%%
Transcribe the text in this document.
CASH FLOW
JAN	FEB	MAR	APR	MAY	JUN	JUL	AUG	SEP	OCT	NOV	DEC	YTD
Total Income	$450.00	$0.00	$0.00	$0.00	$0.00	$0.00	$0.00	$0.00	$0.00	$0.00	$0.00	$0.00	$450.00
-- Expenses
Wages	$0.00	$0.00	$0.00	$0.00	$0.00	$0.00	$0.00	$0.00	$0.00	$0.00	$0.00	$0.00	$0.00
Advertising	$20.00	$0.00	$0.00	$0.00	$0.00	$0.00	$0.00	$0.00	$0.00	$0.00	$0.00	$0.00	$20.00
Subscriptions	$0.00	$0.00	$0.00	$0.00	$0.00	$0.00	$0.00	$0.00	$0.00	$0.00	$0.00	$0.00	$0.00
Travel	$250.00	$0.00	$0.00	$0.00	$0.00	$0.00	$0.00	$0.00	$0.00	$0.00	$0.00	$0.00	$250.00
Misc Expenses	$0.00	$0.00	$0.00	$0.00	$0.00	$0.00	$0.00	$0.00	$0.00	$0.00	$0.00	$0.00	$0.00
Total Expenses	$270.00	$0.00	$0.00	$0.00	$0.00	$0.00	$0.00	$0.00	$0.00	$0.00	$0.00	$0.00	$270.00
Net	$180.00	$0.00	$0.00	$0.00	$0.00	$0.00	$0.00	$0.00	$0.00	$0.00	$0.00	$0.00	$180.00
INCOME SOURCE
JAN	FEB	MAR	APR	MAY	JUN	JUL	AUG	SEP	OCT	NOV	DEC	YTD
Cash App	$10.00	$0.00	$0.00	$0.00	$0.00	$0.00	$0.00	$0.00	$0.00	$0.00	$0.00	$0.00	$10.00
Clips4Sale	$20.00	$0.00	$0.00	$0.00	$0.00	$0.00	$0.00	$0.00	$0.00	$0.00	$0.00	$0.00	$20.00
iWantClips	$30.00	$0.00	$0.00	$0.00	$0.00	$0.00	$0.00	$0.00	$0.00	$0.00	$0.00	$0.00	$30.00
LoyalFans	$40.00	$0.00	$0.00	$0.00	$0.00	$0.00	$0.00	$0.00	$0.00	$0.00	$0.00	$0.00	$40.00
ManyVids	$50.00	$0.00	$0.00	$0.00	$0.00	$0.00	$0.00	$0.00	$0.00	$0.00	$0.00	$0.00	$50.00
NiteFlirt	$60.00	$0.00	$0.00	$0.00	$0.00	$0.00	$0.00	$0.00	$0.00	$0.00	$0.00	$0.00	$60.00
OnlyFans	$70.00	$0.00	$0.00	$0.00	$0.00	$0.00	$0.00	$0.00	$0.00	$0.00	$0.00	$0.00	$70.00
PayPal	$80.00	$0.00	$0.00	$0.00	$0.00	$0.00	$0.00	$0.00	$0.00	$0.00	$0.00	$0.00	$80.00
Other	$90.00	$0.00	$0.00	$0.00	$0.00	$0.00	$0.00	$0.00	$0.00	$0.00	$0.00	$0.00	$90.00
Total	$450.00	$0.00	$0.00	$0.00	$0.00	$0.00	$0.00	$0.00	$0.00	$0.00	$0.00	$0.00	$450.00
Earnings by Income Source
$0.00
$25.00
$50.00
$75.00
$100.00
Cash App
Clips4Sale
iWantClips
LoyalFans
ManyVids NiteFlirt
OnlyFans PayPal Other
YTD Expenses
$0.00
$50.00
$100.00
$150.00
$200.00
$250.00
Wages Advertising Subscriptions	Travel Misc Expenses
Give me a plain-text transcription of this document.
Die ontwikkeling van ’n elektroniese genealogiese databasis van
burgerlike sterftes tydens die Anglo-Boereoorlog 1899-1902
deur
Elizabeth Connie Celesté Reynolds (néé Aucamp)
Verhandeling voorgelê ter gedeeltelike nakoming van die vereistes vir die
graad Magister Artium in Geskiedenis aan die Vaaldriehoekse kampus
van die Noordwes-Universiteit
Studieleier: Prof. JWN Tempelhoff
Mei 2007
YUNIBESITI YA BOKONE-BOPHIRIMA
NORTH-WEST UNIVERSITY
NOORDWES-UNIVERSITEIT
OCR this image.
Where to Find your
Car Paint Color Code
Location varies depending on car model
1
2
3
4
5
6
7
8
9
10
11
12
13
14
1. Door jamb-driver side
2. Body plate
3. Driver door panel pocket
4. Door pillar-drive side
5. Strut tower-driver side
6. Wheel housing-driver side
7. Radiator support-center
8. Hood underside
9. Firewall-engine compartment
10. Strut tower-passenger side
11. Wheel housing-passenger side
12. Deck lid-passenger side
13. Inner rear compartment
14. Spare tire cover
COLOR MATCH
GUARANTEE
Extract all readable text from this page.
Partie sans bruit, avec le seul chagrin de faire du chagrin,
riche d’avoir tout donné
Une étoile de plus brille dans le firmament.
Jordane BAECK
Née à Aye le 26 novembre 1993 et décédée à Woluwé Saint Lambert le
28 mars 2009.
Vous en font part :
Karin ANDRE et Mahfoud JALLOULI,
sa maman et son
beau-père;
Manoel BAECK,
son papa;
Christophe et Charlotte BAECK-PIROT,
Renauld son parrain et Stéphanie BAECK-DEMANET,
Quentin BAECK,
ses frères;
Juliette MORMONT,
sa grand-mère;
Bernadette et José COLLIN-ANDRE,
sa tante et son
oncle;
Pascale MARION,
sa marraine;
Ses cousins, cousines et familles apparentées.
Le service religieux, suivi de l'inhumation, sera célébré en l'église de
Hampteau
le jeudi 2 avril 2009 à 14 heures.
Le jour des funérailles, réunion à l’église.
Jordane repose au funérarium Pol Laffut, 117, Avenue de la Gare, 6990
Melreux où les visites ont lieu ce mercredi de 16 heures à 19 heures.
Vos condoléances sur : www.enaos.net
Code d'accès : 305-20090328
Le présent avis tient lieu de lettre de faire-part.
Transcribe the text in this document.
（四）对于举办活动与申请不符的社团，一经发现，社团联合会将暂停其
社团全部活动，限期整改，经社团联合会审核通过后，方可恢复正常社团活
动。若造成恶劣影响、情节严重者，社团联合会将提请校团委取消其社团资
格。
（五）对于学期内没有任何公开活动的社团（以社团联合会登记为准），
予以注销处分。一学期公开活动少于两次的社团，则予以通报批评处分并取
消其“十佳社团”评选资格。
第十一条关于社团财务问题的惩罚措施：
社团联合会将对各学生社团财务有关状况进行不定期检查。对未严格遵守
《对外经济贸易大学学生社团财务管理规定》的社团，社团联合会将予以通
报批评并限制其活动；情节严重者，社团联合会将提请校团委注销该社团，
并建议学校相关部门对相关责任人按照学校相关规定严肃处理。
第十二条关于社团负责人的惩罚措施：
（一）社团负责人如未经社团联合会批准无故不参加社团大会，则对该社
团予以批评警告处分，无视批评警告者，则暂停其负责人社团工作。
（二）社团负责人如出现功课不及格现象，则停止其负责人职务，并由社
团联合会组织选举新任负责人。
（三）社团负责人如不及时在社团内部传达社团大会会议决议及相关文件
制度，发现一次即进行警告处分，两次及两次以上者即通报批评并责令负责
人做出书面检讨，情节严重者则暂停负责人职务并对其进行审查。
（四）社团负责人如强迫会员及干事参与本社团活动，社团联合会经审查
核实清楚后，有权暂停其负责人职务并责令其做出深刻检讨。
%%
*Exercise requirements*. For the listing above, give the number of lines in which the string "ANDRE" occurs, and nothing else.

*Reply*. 2